§ EXCERPT TO READ
— Begin —

If these patches are acceptable, I'll resend and get the version history 
out of the commit message.

-- 
Regards,
Corey

On 08/03/2012 01:28 PM, Corey Bryant wrote:
> Set the close-on-exec flag for the file descriptor received
> via SCM_RIGHTS.
>
> v4
>   -This patch is new in v4 (eblake@redhat.com)
>
> v5
>   -Fallback to FD_CLOEXEC if MSG_CMSG_CLOEXEC is not available
>    (eblake@redhat.com, stefanha@linux.vnet.ibm.com)
>
> v6
>   -Set cloexec on correct fd (eblake@redhat.com)
>
> Signed-off-by: Corey Bryant <coreyb@linux.vnet.ibm.com>
> ---
>   qemu-char.c |   12 ++++++++++--
>   1 file changed, 10 insertions(+), 2 deletions(-)
>
> diff --git a/qemu-char.c b/qemu-char.c
> index c2aaaee..ab4a928 100644
> --- a/qemu-char.c
> +++ b/qemu-char.c
> @@ -2238,6 +2238,9 @@ static void unix_process_msgfd(CharDriverState *chr, struct msghdr *msg)
>           if (fd < 0)
>               continue;
>
> +#ifndef MSG_CMSG_CLOEXEC
> +        qemu_set_cloexec(fd);
> +#endif
>           if (s->msgfd != -1)
>               close(s->msgfd);
>           s->msgfd = fd;
> @@ -2253,6 +2256,7 @@ static ssize_t tcp_chr_recv(CharDriverState *chr, char *buf, size_t len)
>           struct cmsghdr cmsg;
>           char control[CMSG_SPACE(sizeof(int))];
>       } msg_control;
> +    int flags = 0;
>       ssize_t ret;
>
>       iov[0].iov_base = buf;
> @@ -2263,9 +2267,13 @@ static ssize_t tcp_chr_recv(CharDriverState *chr, char *buf, size_t len)
>       msg.msg_control = &msg_control;
>       msg.msg_controllen = sizeof(msg_control);
>
> -    ret = recvmsg(s->fd, &msg, 0);
> -    if (ret > 0 && s->is_unix)

— End —

§ TASKS
1: According to the patch email above, which file does the patch change?
2: Please repeat the part of the patch email starting with "On 08/03/2012 01:28" and going on through "correct fd (eblake@redhat.com)".

§ SOURCE MATERIAL
— Begin —

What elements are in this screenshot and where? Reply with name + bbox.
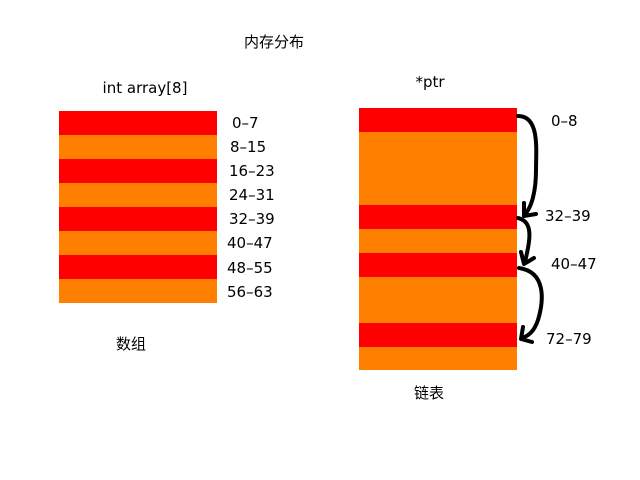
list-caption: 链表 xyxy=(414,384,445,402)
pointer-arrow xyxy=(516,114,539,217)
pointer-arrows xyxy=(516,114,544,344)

— End —

§ ANSWERS TO THE TASKS
1: qemu-char.c

2:
On 08/03/2012 01:28 PM, Corey Bryant wrote:
> Set the close-on-exec flag for the file descriptor received
> via SCM_RIGHTS.
>
> v4
>   -This patch is new in v4 (eblake@redhat.com)
>
> v5
>   -Fallback to FD_CLOEXEC if MSG_CMSG_CLOEXEC is not available
>    (eblake@redhat.com, stefanha@linux.vnet.ibm.com)
>
> v6
>   -Set cloexec on correct fd (eblake@redhat.com)